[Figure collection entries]
▼

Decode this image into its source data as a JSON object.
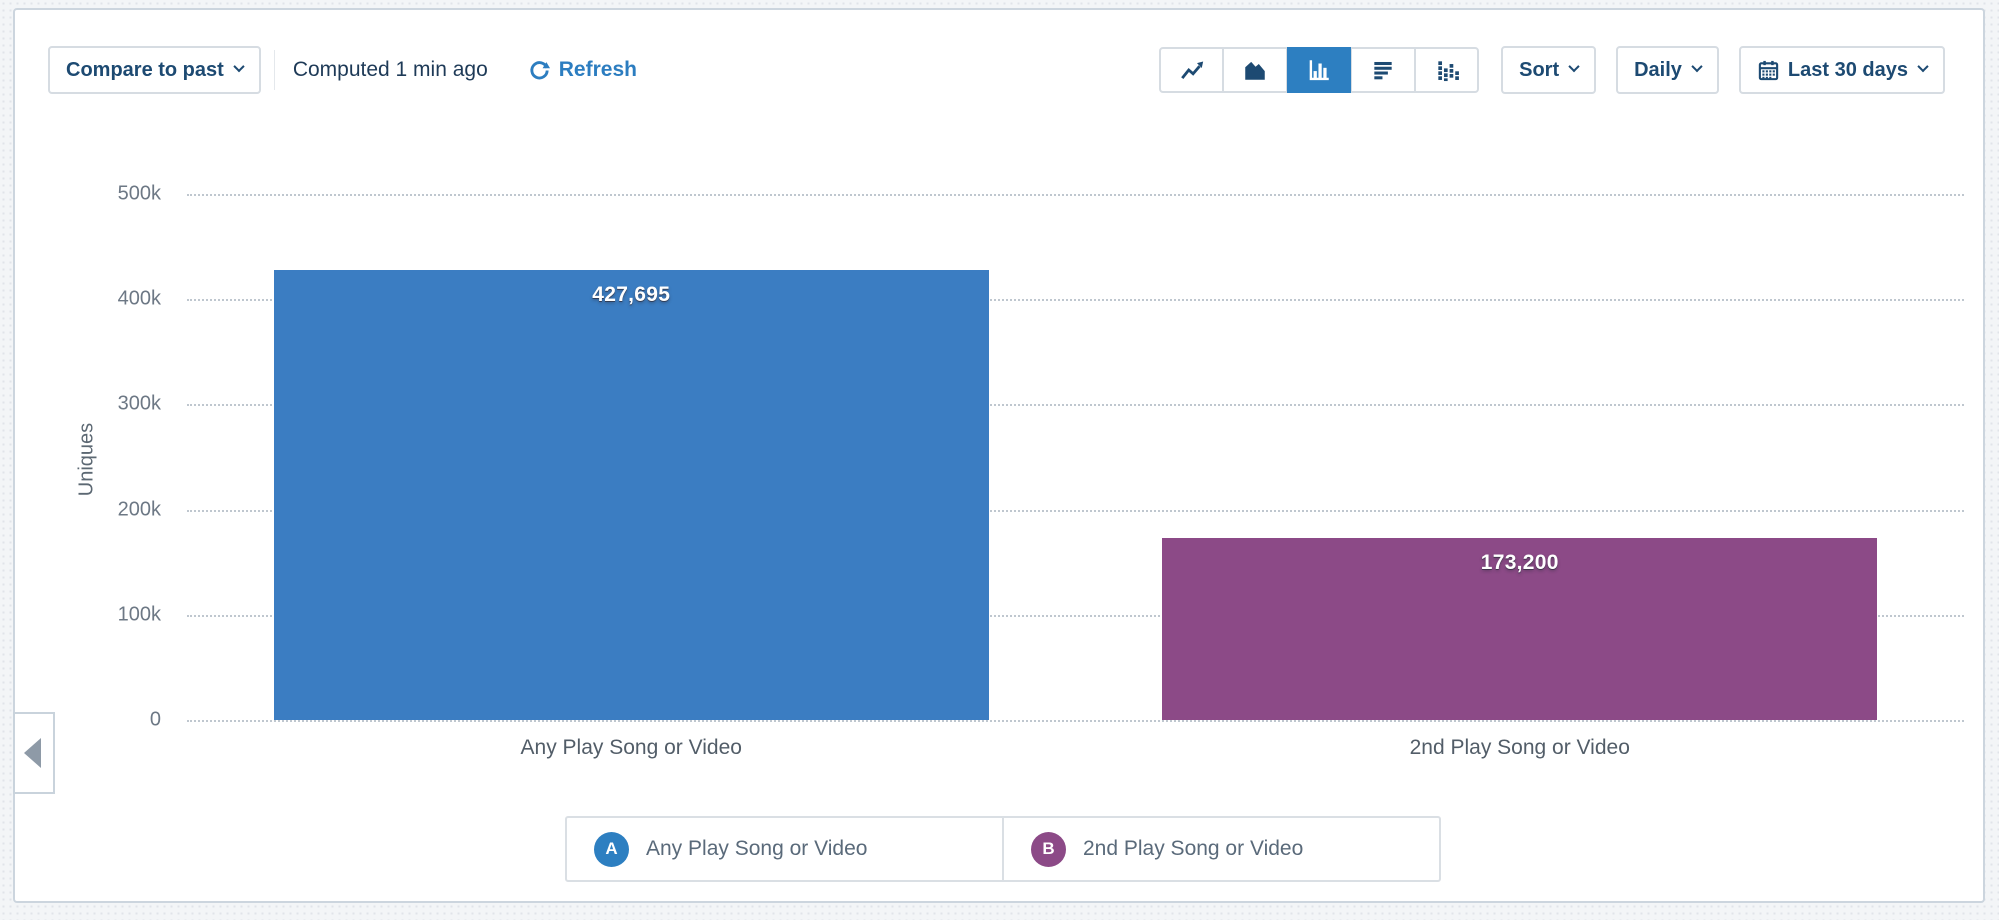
{
  "toolbar": {
    "compare_label": "Compare to past",
    "computed_text": "Computed 1 min ago",
    "refresh_label": "Refresh",
    "chart_type_buttons": [
      {
        "name": "line-chart",
        "selected": false
      },
      {
        "name": "area-chart",
        "selected": false
      },
      {
        "name": "bar-chart",
        "selected": true
      },
      {
        "name": "horizontal-bar-chart",
        "selected": false
      },
      {
        "name": "distribution-chart",
        "selected": false
      }
    ],
    "sort_label": "Sort",
    "interval_label": "Daily",
    "date_range_label": "Last 30 days"
  },
  "chart_data": {
    "type": "bar",
    "title": "",
    "ylabel": "Uniques",
    "xlabel": "",
    "categories": [
      "Any Play Song or Video",
      "2nd Play Song or Video"
    ],
    "values": [
      427695,
      173200
    ],
    "value_labels": [
      "427,695",
      "173,200"
    ],
    "bar_colors": [
      "#3b7dc2",
      "#8c4a87"
    ],
    "ylim": [
      0,
      500000
    ],
    "ytick_labels": [
      "500k",
      "400k",
      "300k",
      "200k",
      "100k",
      "0"
    ],
    "grid": "horizontal-dotted",
    "legend_position": "bottom"
  },
  "legend": {
    "items": [
      {
        "marker": "A",
        "label": "Any Play Song or Video",
        "color": "#2d7fc1"
      },
      {
        "marker": "B",
        "label": "2nd Play Song or Video",
        "color": "#8c4a87"
      }
    ]
  },
  "colors": {
    "accent_blue": "#2d7fc1",
    "bar_blue": "#3b7dc2",
    "bar_purple": "#8c4a87",
    "navy_text": "#1d4a72",
    "link_blue": "#2c7dc0",
    "axis_text": "#6d7885",
    "panel_border": "#ccd5de"
  }
}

▲

Directive –
Copy every line that includes the string "name" from the material above.

Task solution –
        "name": "line-chart",
        "name": "area-chart",
        "name": "bar-chart",
        "name": "horizontal-bar-chart",
        "name": "distribution-chart",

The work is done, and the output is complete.